>>>
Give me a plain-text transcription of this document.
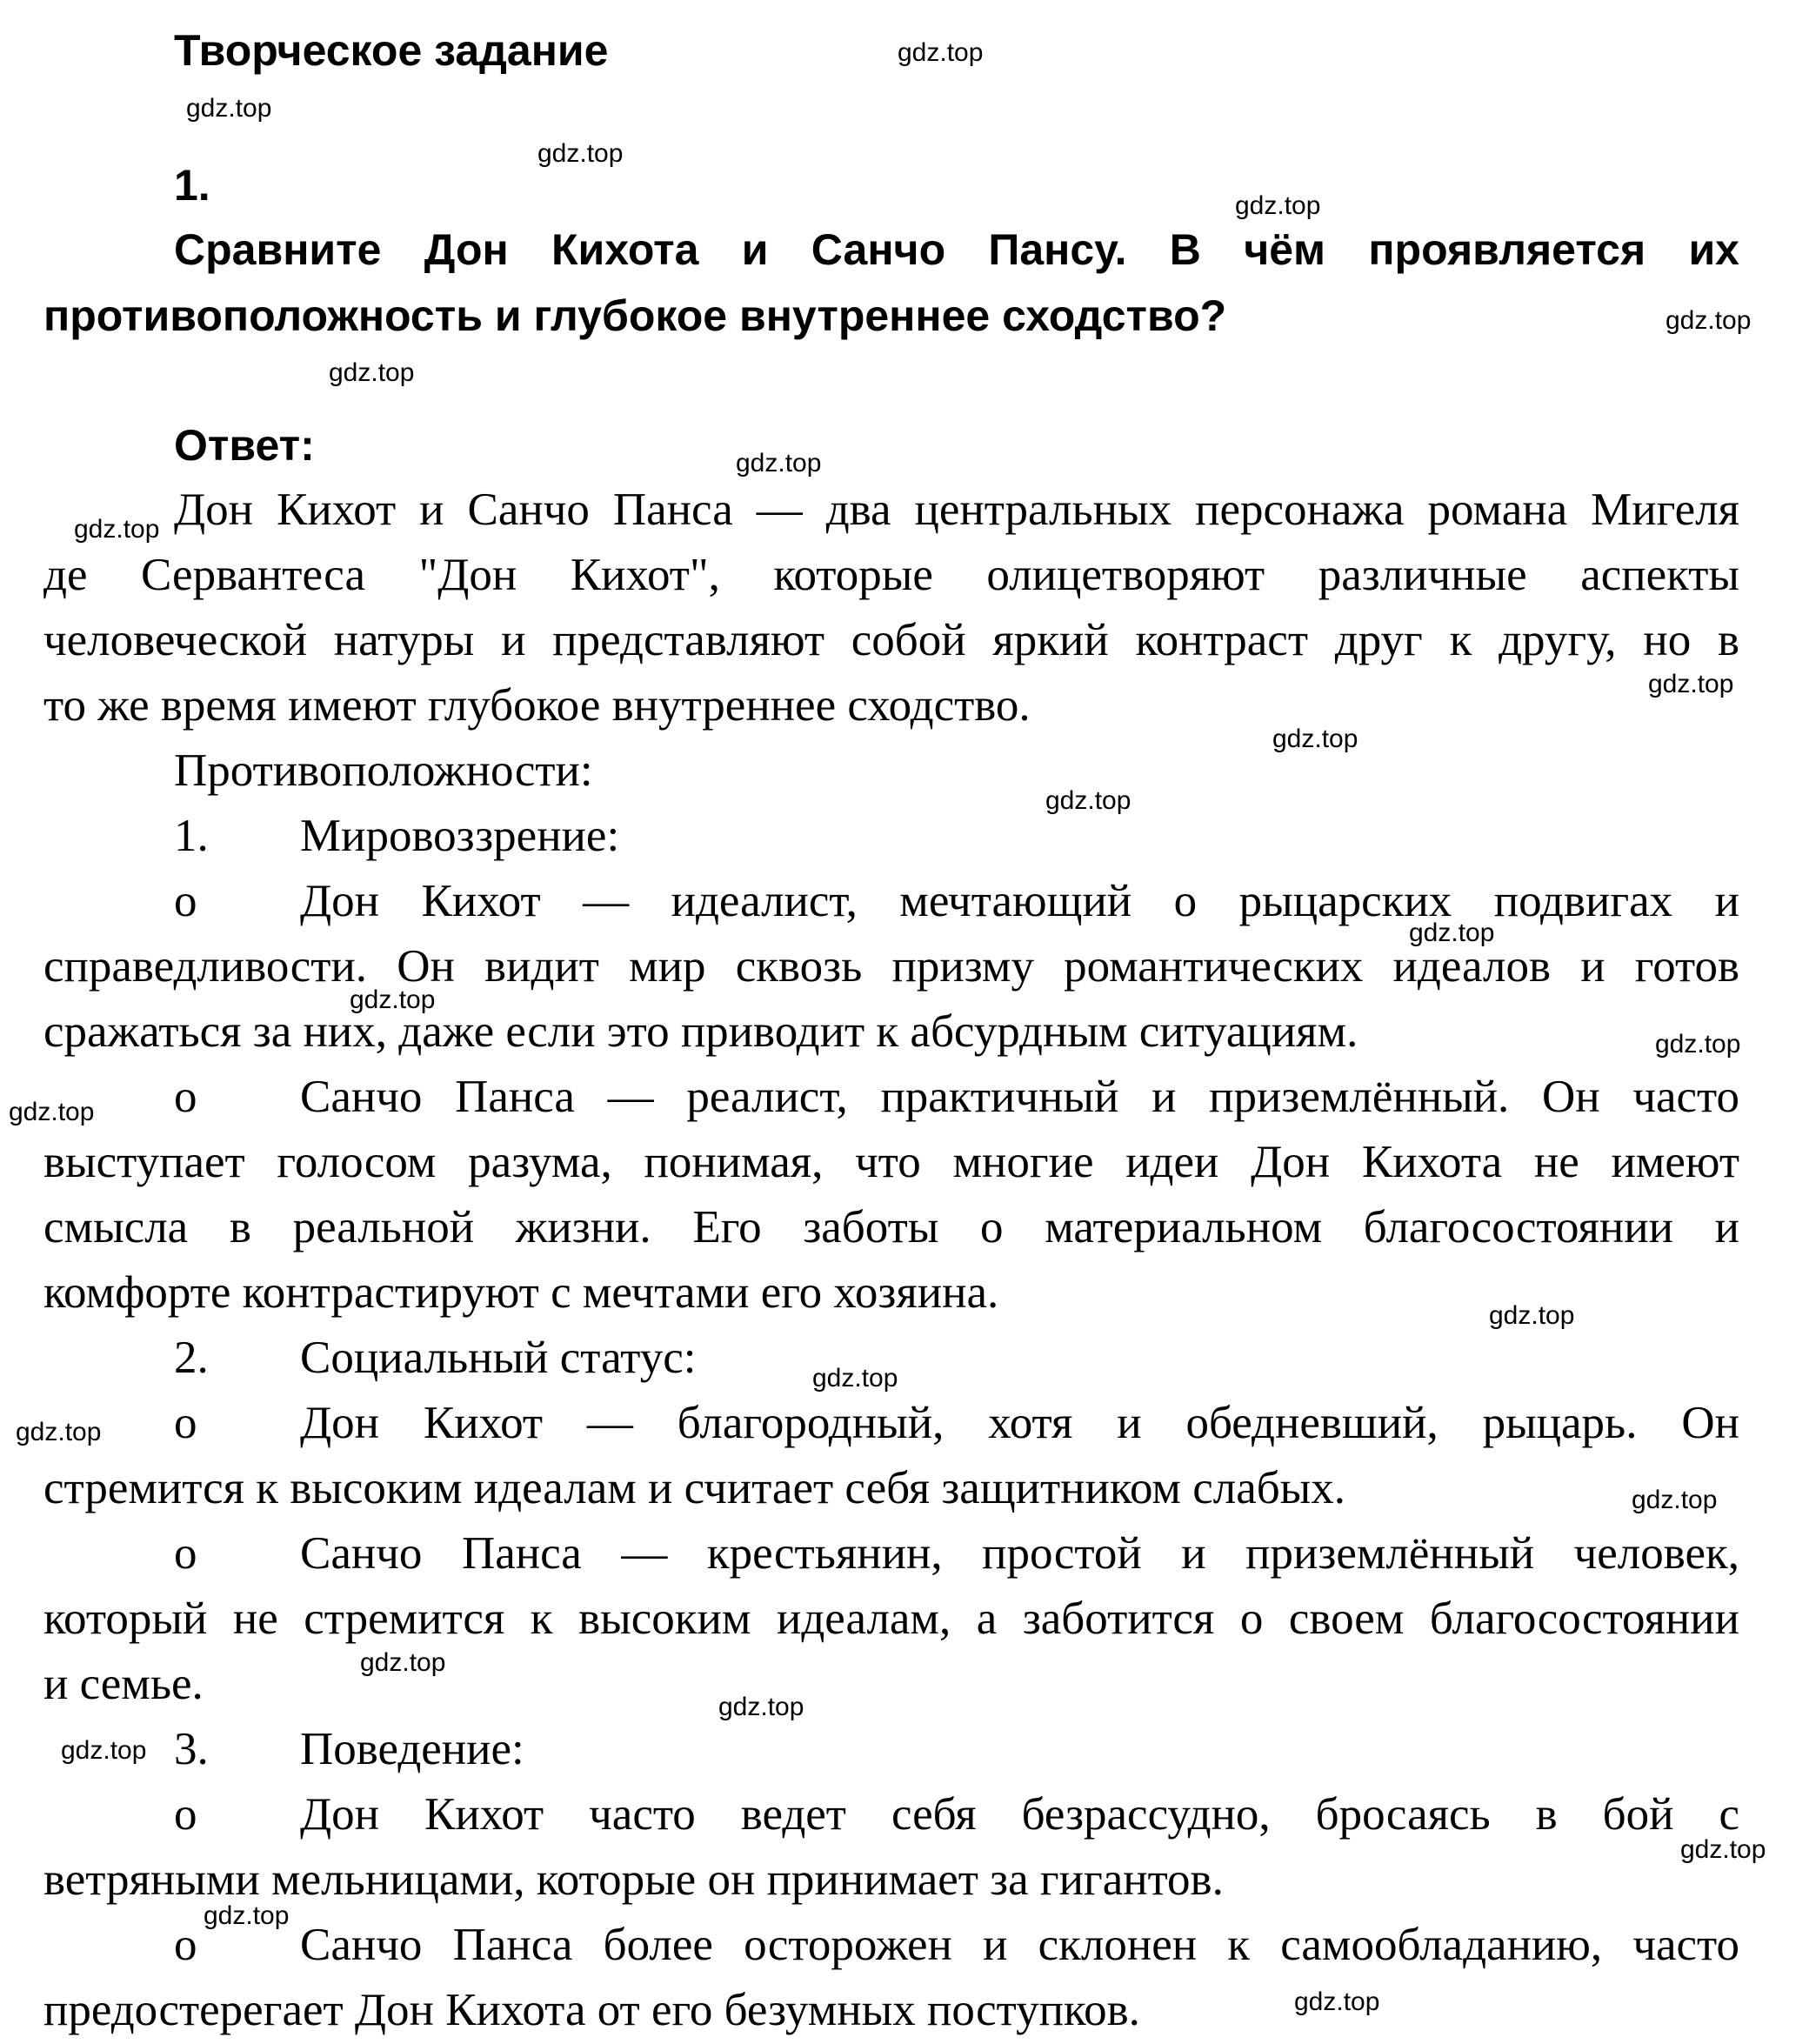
Творческое задание
1.
Сравните Дон Кихота и Санчо Пансу. В чём проявляется их
противоположность и глубокое внутреннее сходство?
Ответ:
Дон Кихот и Санчо Панса — два центральных персонажа романа Мигеля
де Сервантеса "Дон Кихот", которые олицетворяют различные аспекты
человеческой натуры и представляют собой яркий контраст друг к другу, но в
то же время имеют глубокое внутреннее сходство.
Противоположности:
1. Мировоззрение:
o Дон Кихот — идеалист, мечтающий о рыцарских подвигах и
справедливости. Он видит мир сквозь призму романтических идеалов и готов
сражаться за них, даже если это приводит к абсурдным ситуациям.
o Санчо Панса — реалист, практичный и приземлённый. Он часто
выступает голосом разума, понимая, что многие идеи Дон Кихота не имеют
смысла в реальной жизни. Его заботы о материальном благосостоянии и
комфорте контрастируют с мечтами его хозяина.
2. Социальный статус:
o Дон Кихот — благородный, хотя и обедневший, рыцарь. Он
стремится к высоким идеалам и считает себя защитником слабых.
o Санчо Панса — крестьянин, простой и приземлённый человек,
который не стремится к высоким идеалам, а заботится о своем благосостоянии
и семье.
3. Поведение:
o Дон Кихот часто ведет себя безрассудно, бросаясь в бой с
ветряными мельницами, которые он принимает за гигантов.
o Санчо Панса более осторожен и склонен к самообладанию, часто
предостерегает Дон Кихота от его безумных поступков.
gdz.top
gdz.top
gdz.top
gdz.top
gdz.top
gdz.top
gdz.top
gdz.top
gdz.top
gdz.top
gdz.top
gdz.top
gdz.top
gdz.top
gdz.top
gdz.top
gdz.top
gdz.top
gdz.top
gdz.top
gdz.top
gdz.top
gdz.top
gdz.top
gdz.top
<<<
> [DIRECTIONS FOR THIS TASK] Without the pictures, print the records in full, exactly as they appear.

> [OUTPUT BELOW]
Give me a plain-text transcription of this document.
Творческое задание
1.
Сравните Дон Кихота и Санчо Пансу. В чём проявляется их
противоположность и глубокое внутреннее сходство?
Ответ:
Дон Кихот и Санчо Панса — два центральных персонажа романа Мигеля
де Сервантеса "Дон Кихот", которые олицетворяют различные аспекты
человеческой натуры и представляют собой яркий контраст друг к другу, но в
то же время имеют глубокое внутреннее сходство.
Противоположности:
1. Мировоззрение:
o Дон Кихот — идеалист, мечтающий о рыцарских подвигах и
справедливости. Он видит мир сквозь призму романтических идеалов и готов
сражаться за них, даже если это приводит к абсурдным ситуациям.
o Санчо Панса — реалист, практичный и приземлённый. Он часто
выступает голосом разума, понимая, что многие идеи Дон Кихота не имеют
смысла в реальной жизни. Его заботы о материальном благосостоянии и
комфорте контрастируют с мечтами его хозяина.
2. Социальный статус:
o Дон Кихот — благородный, хотя и обедневший, рыцарь. Он
стремится к высоким идеалам и считает себя защитником слабых.
o Санчо Панса — крестьянин, простой и приземлённый человек,
который не стремится к высоким идеалам, а заботится о своем благосостоянии
и семье.
3. Поведение:
o Дон Кихот часто ведет себя безрассудно, бросаясь в бой с
ветряными мельницами, которые он принимает за гигантов.
o Санчо Панса более осторожен и склонен к самообладанию, часто
предостерегает Дон Кихота от его безумных поступков.
gdz.top
gdz.top
gdz.top
gdz.top
gdz.top
gdz.top
gdz.top
gdz.top
gdz.top
gdz.top
gdz.top
gdz.top
gdz.top
gdz.top
gdz.top
gdz.top
gdz.top
gdz.top
gdz.top
gdz.top
gdz.top
gdz.top
gdz.top
gdz.top
gdz.top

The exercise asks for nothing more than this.